TO-DO LIST:
1. In the woodchip briquette thread, what tool did zogger recall someone saying could be modified to press the logs?
2. Rewrite part of the woodchip briquette thread. Begin at the words "I do not know" and stop after "Wax maybe, paraffin?", and put "binder" in place of "binding agent".
Start of DOCUMENT EXCERPT
# Anyone looked at making briquettes from woodchips?



## KiwiBro (Jun 30, 2014)

Just wondering if anyone has looked into chipping whole trees or tops and producing briquettes (or whatever you want to call the compressed biomass fire logs), instead of producing split firewood?


----------



## zogger (Jun 30, 2014)

You mean uniform pressed logs? I remember a discussion where someone was saying it was doable with a modified splitter and some sort of binding agent, but maybe with sawdust, not chips. But..I don't see why you couldn't use dry chips or shavings, either.

I do not know what would be used as a binding agent. It might be listed in the "ingredients" on one of those already for sale fireplace logs, though. Wax maybe, paraffin?


----------



## KiwiBro (Jun 30, 2014)

zogger said:


> You mean uniform pressed logs? I remember a discussion where someone was saying it was doable with a modified splitter and some sort of binding agent, but maybe with sawdust, not chips. But..I don't see why you couldn't use dry chips or shavings, either.
End of DOCUMENT EXCERPT
Start of GIVEN RECORDS
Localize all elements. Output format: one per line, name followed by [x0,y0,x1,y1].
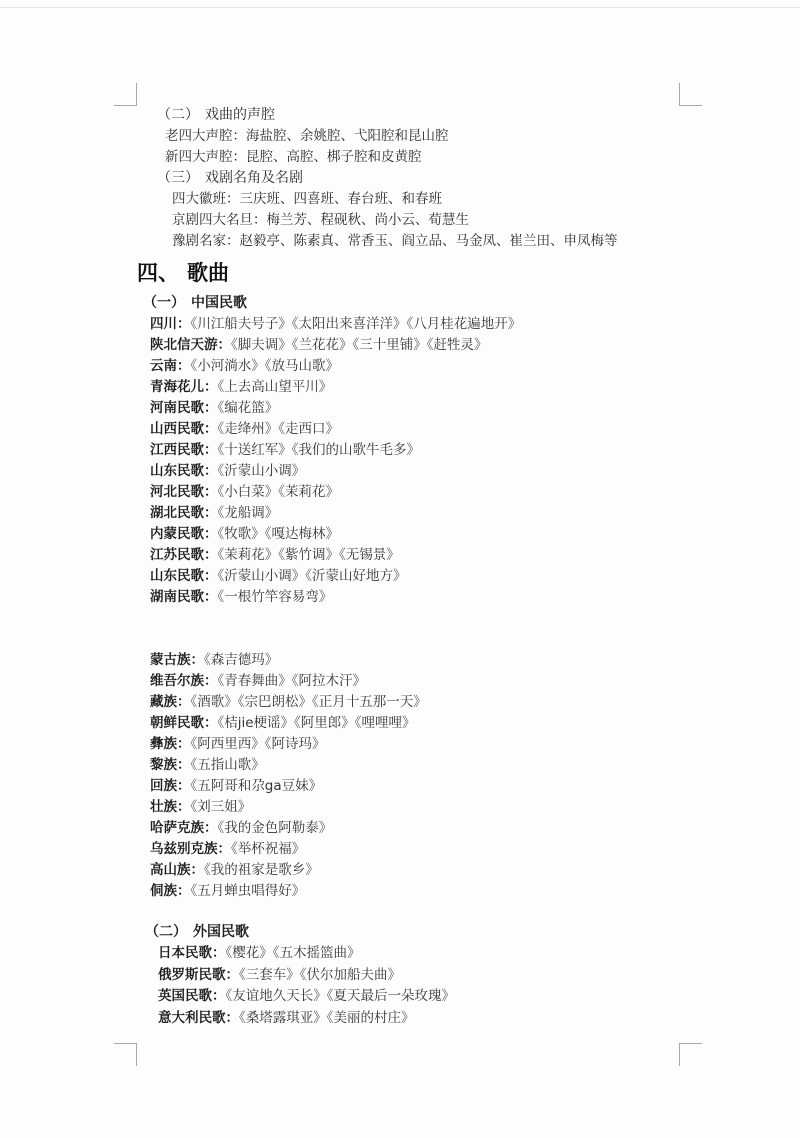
row-label: 黎族： [150,757,191,773]
row-value: 《桑塔露琪亚》《美丽的村庄》 [239,1010,415,1026]
section-heading-opera-stars: （三）戏剧名角及名剧 [157,169,303,187]
row-label: 湖南民歌： [150,589,218,605]
row-label: 壮族： [150,799,191,815]
page-corner-mark-bottom-right [679,1043,702,1066]
list-item: 四川：《川江船夫号子》《太阳出来喜洋洋》《八月桂花遍地开》 [150,315,521,333]
row-label: 英国民歌： [158,988,226,1004]
row-value: 《小白菜》《茉莉花》 [218,484,340,500]
row-label: 江西民歌： [150,442,218,458]
row-label: 山西民歌： [150,421,218,437]
row-value: 《酒歌》《宗巴朗松》《正月十五那一天》 [191,694,427,710]
list-item: 侗族：《五月蝉虫唱得好》 [150,882,305,900]
row-value: 《沂蒙山小调》《沂蒙山好地方》 [218,568,407,584]
row-value: 《我的祖家是歌乡》 [204,862,319,878]
top-rule [0,7,800,8]
row-label: 山东民歌： [150,463,218,479]
row-label: 新四大声腔： [165,149,246,165]
section-number: （三） [157,169,205,187]
list-item: 回族：《五阿哥和尕ga豆妹》 [150,777,322,795]
row-value: 《小河淌水》《放马山歌》 [191,358,340,374]
row-value: 《走绛州》《走西口》 [218,421,340,437]
row-value: 《森吉德玛》 [204,652,278,668]
row-value: 梅兰芳、程砚秋、尚小云、荀慧生 [267,212,470,228]
chapter-number: 四、 [137,260,187,286]
list-item: 壮族：《刘三姐》 [150,798,251,816]
row-label: 朝鲜民歌： [150,715,218,731]
row-value: 《上去高山望平川》 [218,379,333,395]
list-item: 蒙古族：《森吉德玛》 [150,651,278,669]
list-item: 河南民歌：《编花篮》 [150,399,278,417]
row-value: 《脚夫调》《兰花花》《三十里铺》《赶牲灵》 [231,337,488,353]
list-item: 湖北民歌：《龙船调》 [150,504,278,522]
list-item: 俄罗斯民歌：《三套车》《伏尔加船夫曲》 [158,966,401,984]
list-item: 黎族：《五指山歌》 [150,756,265,774]
row-label: 日本民歌： [158,945,226,961]
section-title: 中国民歌 [191,295,247,311]
list-item: 维吾尔族：《青春舞曲》《阿拉木汗》 [150,672,366,690]
list-item: 老四大声腔：海盐腔、余姚腔、弋阳腔和昆山腔 [165,127,449,145]
row-value: 《编花篮》 [218,400,279,416]
row-label: 京剧四大名旦： [172,212,267,228]
row-label: 河北民歌： [150,484,218,500]
section-heading-opera-vocal: （二）戏曲的声腔 [157,106,275,124]
list-item: 云南：《小河淌水》《放马山歌》 [150,357,339,375]
row-value: 《五月蝉虫唱得好》 [191,883,306,899]
row-value: 赵毅亭、陈素真、常香玉、阎立品、马金凤、崔兰田、申凤梅等 [240,233,618,249]
list-item: 江西民歌：《十送红军》《我们的山歌牛毛多》 [150,441,420,459]
row-value: 《五阿哥和尕ga豆妹》 [191,778,323,794]
list-item: 日本民歌：《樱花》《五木摇篮曲》 [158,944,361,962]
list-item: 山东民歌：《沂蒙山小调》《沂蒙山好地方》 [150,567,407,585]
row-label: 四川： [150,316,191,332]
row-value: 《友谊地久天长》《夏天最后一朵玫瑰》 [226,988,456,1004]
list-item: 江苏民歌：《茉莉花》《紫竹调》《无锡景》 [150,546,400,564]
row-value: 《青春舞曲》《阿拉木汗》 [218,673,367,689]
row-label: 山东民歌： [150,568,218,584]
row-label: 俄罗斯民歌： [158,967,239,983]
row-label: 意大利民歌： [158,1010,239,1026]
row-label: 蒙古族： [150,652,204,668]
row-label: 内蒙民歌： [150,526,218,542]
list-item: 豫剧名家：赵毅亭、陈素真、常香玉、阎立品、马金凤、崔兰田、申凤梅等 [172,232,618,250]
list-item: 湖南民歌：《一根竹竿容易弯》 [150,588,332,606]
list-item: 内蒙民歌：《牧歌》《嘎达梅林》 [150,525,339,543]
list-item: 藏族：《酒歌》《宗巴朗松》《正月十五那一天》 [150,693,427,711]
row-value: 《茉莉花》《紫竹调》《无锡景》 [218,547,400,563]
row-label: 老四大声腔： [165,128,246,144]
page-corner-mark-top-left [114,83,137,106]
list-item: 山西民歌：《走绛州》《走西口》 [150,420,339,438]
row-value: 《桔jie梗谣》《阿里郎》《哩哩哩》 [218,715,416,731]
row-label: 青海花儿： [150,379,218,395]
row-value: 《举杯祝福》 [231,841,305,857]
row-value: 《沂蒙山小调》 [218,463,306,479]
row-label: 藏族： [150,694,191,710]
list-item: 四大徽班：三庆班、四喜班、春台班、和春班 [172,190,442,208]
row-label: 侗族： [150,883,191,899]
page-corner-mark-top-right [679,83,702,106]
row-value: 《阿西里西》《阿诗玛》 [191,736,326,752]
section-title: 戏剧名角及名剧 [205,170,303,186]
row-value: 《刘三姐》 [191,799,252,815]
row-value: 《十送红军》《我们的山歌牛毛多》 [218,442,421,458]
list-item: 青海花儿：《上去高山望平川》 [150,378,332,396]
list-item: 乌兹别克族：《举杯祝福》 [150,840,305,858]
row-value: 昆腔、高腔、梆子腔和皮黄腔 [246,149,422,165]
row-label: 豫剧名家： [172,233,240,249]
row-label: 云南： [150,358,191,374]
row-value: 《我的金色阿勒泰》 [218,820,333,836]
list-item: 陕北信天游：《脚夫调》《兰花花》《三十里铺》《赶牲灵》 [150,336,488,354]
row-label: 四大徽班： [172,191,240,207]
row-value: 《樱花》《五木摇篮曲》 [226,945,361,961]
section-heading-chinese-folk: （一）中国民歌 [143,294,247,312]
list-item: 新四大声腔：昆腔、高腔、梆子腔和皮黄腔 [165,148,422,166]
chapter-heading-songs: 四、歌曲 [137,260,229,286]
row-value: 《龙船调》 [218,505,279,521]
row-label: 河南民歌： [150,400,218,416]
list-item: 英国民歌：《友谊地久天长》《夏天最后一朵玫瑰》 [158,987,455,1005]
row-label: 陕北信天游： [150,337,231,353]
row-value: 三庆班、四喜班、春台班、和春班 [240,191,443,207]
row-label: 湖北民歌： [150,505,218,521]
row-value: 《一根竹竿容易弯》 [218,589,333,605]
row-label: 哈萨克族： [150,820,218,836]
section-title: 外国民歌 [193,924,249,940]
section-heading-foreign-folk: （二）外国民歌 [145,923,249,941]
section-number: （二） [157,106,205,124]
list-item: 朝鲜民歌：《桔jie梗谣》《阿里郎》《哩哩哩》 [150,714,416,732]
list-item: 山东民歌：《沂蒙山小调》 [150,462,305,480]
row-label: 江苏民歌： [150,547,218,563]
list-item: 京剧四大名旦：梅兰芳、程砚秋、尚小云、荀慧生 [172,211,469,229]
row-label: 回族： [150,778,191,794]
section-number: （二） [145,923,193,941]
list-item: 彝族：《阿西里西》《阿诗玛》 [150,735,326,753]
list-item: 河北民歌：《小白菜》《茉莉花》 [150,483,339,501]
chapter-title: 歌曲 [187,261,229,285]
list-item: 哈萨克族：《我的金色阿勒泰》 [150,819,332,837]
row-label: 乌兹别克族： [150,841,231,857]
row-label: 高山族： [150,862,204,878]
section-number: （一） [143,294,191,312]
row-value: 海盐腔、余姚腔、弋阳腔和昆山腔 [246,128,449,144]
list-item: 意大利民歌：《桑塔露琪亚》《美丽的村庄》 [158,1009,415,1027]
row-value: 《川江船夫号子》《太阳出来喜洋洋》《八月桂花遍地开》 [191,316,522,332]
row-value: 《三套车》《伏尔加船夫曲》 [239,967,401,983]
row-value: 《牧歌》《嘎达梅林》 [218,526,340,542]
row-value: 《五指山歌》 [191,757,265,773]
row-label: 彝族： [150,736,191,752]
page-corner-mark-bottom-left [114,1043,137,1066]
row-label: 维吾尔族： [150,673,218,689]
section-title: 戏曲的声腔 [205,107,275,123]
list-item: 高山族：《我的祖家是歌乡》 [150,861,319,879]
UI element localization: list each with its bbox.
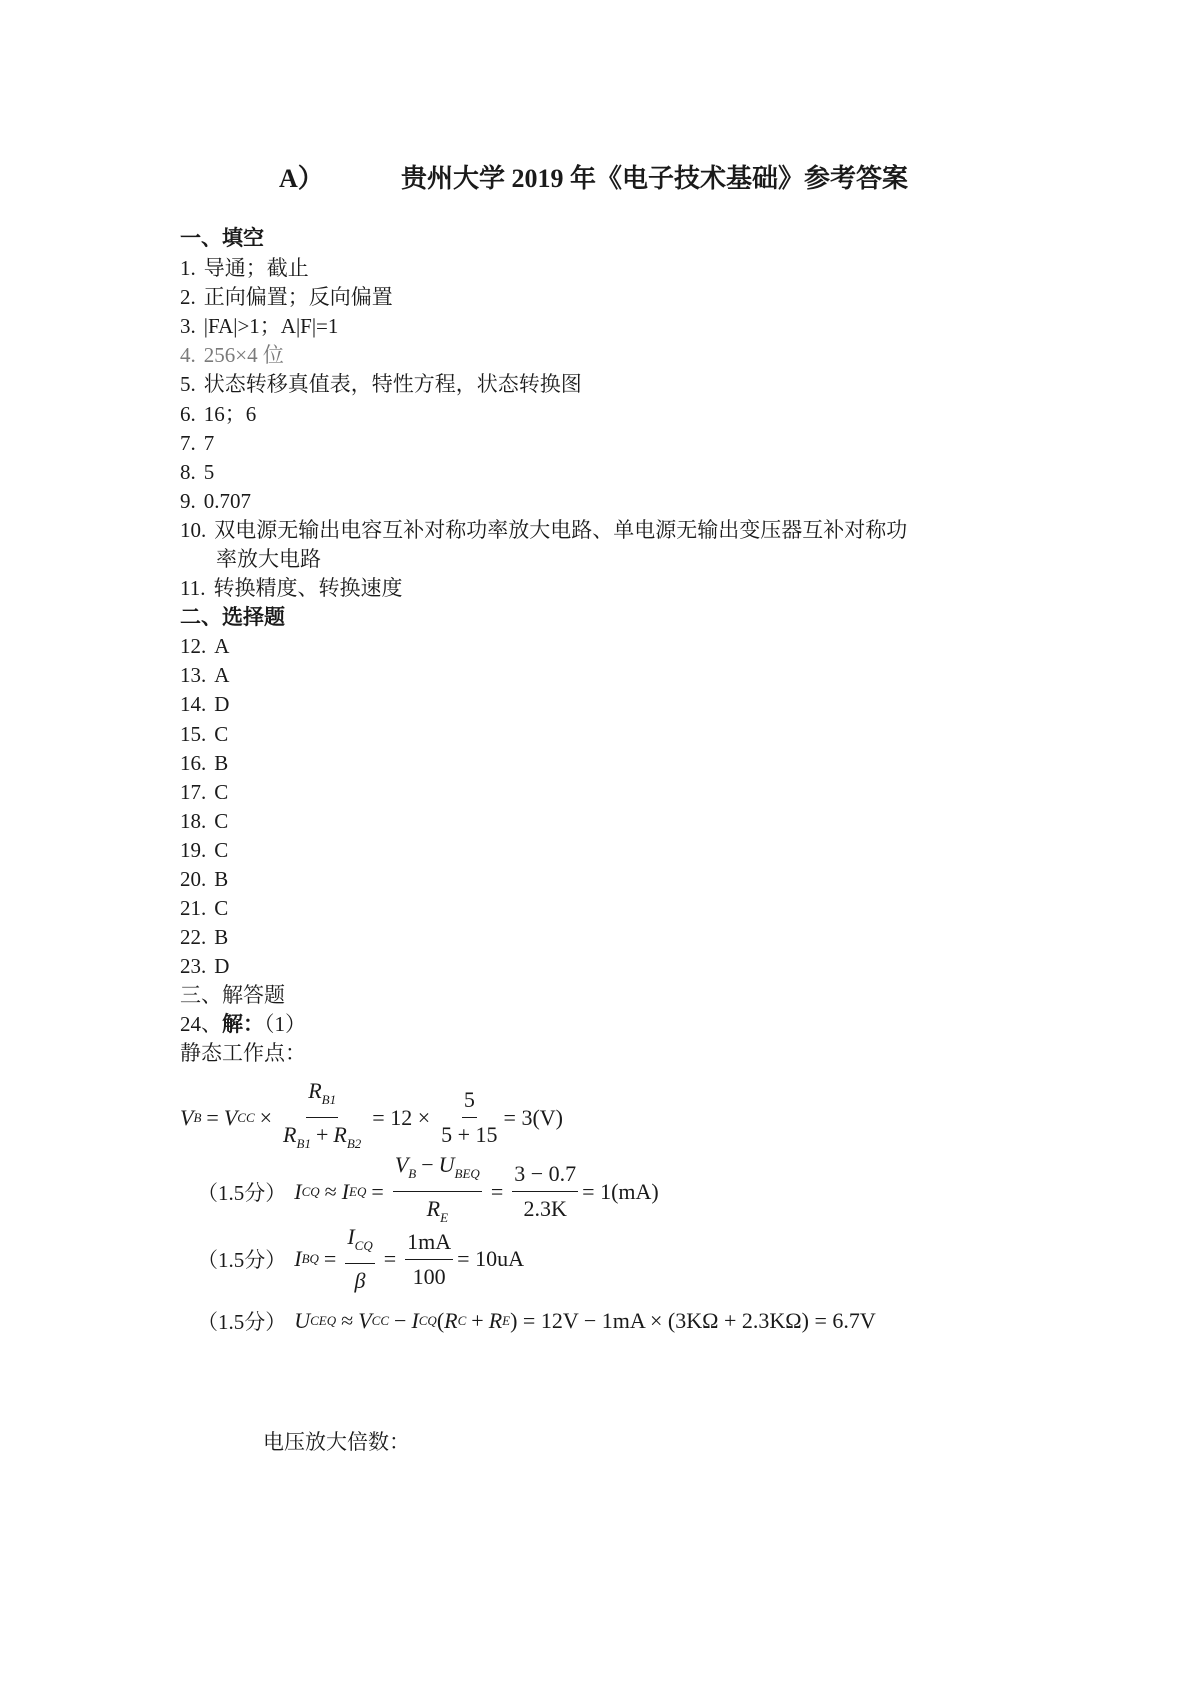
fraction: ICQ β [345, 1222, 374, 1296]
answer-item: 7.7 [180, 429, 214, 457]
fraction: VB−UBEQ RE [393, 1150, 482, 1233]
answer-item: 6.16；6 [180, 400, 256, 428]
fraction: RB1 RB1+RB2 [281, 1076, 363, 1159]
answer-item: 4.256×4 位 [180, 341, 284, 369]
question-24-header: 24、解：（1） [180, 1010, 306, 1038]
title-text: 贵州大学 2019 年《电子技术基础》参考答案 [401, 158, 908, 195]
choice-item: 23.D [180, 952, 229, 980]
choice-item: 21.C [180, 894, 228, 922]
answer-item: 9.0.707 [180, 487, 251, 515]
answer-item-continuation: 率放大电路 [216, 545, 321, 573]
equation-vb: VB = VCC × RB1 RB1+RB2 = 12 × 5 5 + 15 =… [180, 1076, 563, 1159]
fraction: 5 5 + 15 [439, 1085, 499, 1150]
choice-item: 19.C [180, 836, 228, 864]
choice-item: 18.C [180, 807, 228, 835]
answer-item: 8.5 [180, 458, 214, 486]
equation-uceq: （1.5分） UCEQ ≈ VCC − ICQ ( RC + RE ) = 12… [197, 1306, 876, 1336]
score-label: （1.5分） [197, 1244, 286, 1274]
choice-item: 17.C [180, 778, 228, 806]
answer-item: 10.双电源无输出电容互补对称功率放大电路、单电源无输出变压器互补对称功 [180, 516, 907, 544]
section-heading-multiple-choice: 二、选择题 [180, 603, 285, 631]
score-label: （1.5分） [197, 1177, 286, 1207]
answer-item: 1.导通；截止 [180, 254, 309, 282]
choice-item: 14.D [180, 690, 229, 718]
title-prefix: A） [279, 158, 324, 195]
equation-ibq: （1.5分） IBQ = ICQ β = 1mA 100 = 10uA [197, 1222, 524, 1296]
static-point-label: 静态工作点： [180, 1039, 306, 1067]
answer-item: 2.正向偏置；反向偏置 [180, 283, 393, 311]
choice-item: 12.A [180, 632, 229, 660]
fraction: 3 − 0.7 2.3K [512, 1159, 578, 1224]
answer-item: 5.状态转移真值表，特性方程，状态转换图 [180, 370, 582, 398]
choice-item: 15.C [180, 720, 228, 748]
score-label: （1.5分） [197, 1306, 286, 1336]
choice-item: 22.B [180, 923, 228, 951]
voltage-gain-label: 电压放大倍数： [263, 1428, 410, 1456]
choice-item: 16.B [180, 749, 228, 777]
section-heading-fill-in: 一、填空 [180, 224, 264, 252]
section-heading-problems: 三、解答题 [180, 981, 285, 1009]
answer-item: 11.转换精度、转换速度 [180, 574, 402, 602]
equation-icq: （1.5分） ICQ ≈ IEQ = VB−UBEQ RE = 3 − 0.7 … [197, 1150, 659, 1233]
choice-item: 13.A [180, 661, 229, 689]
choice-item: 20.B [180, 865, 228, 893]
answer-item: 3.|FA|>1；A|F|=1 [180, 312, 338, 340]
fraction: 1mA 100 [405, 1227, 453, 1292]
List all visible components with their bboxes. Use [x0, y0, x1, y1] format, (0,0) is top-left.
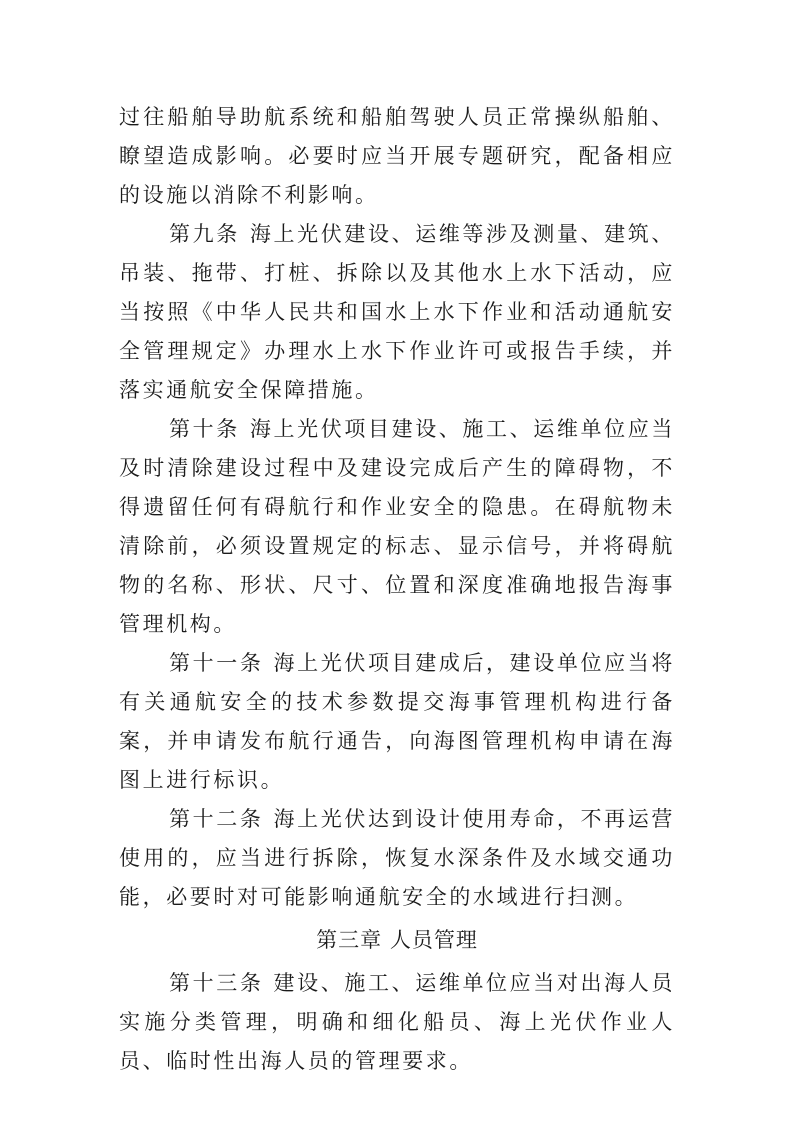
End of GIVEN RECORDS
RESULTS:
1. A splitter.

2.
I do not know what would be used as a binder. It might be listed in the "ingredients" on one of those already for sale fireplace logs, though. Wax maybe, paraffin?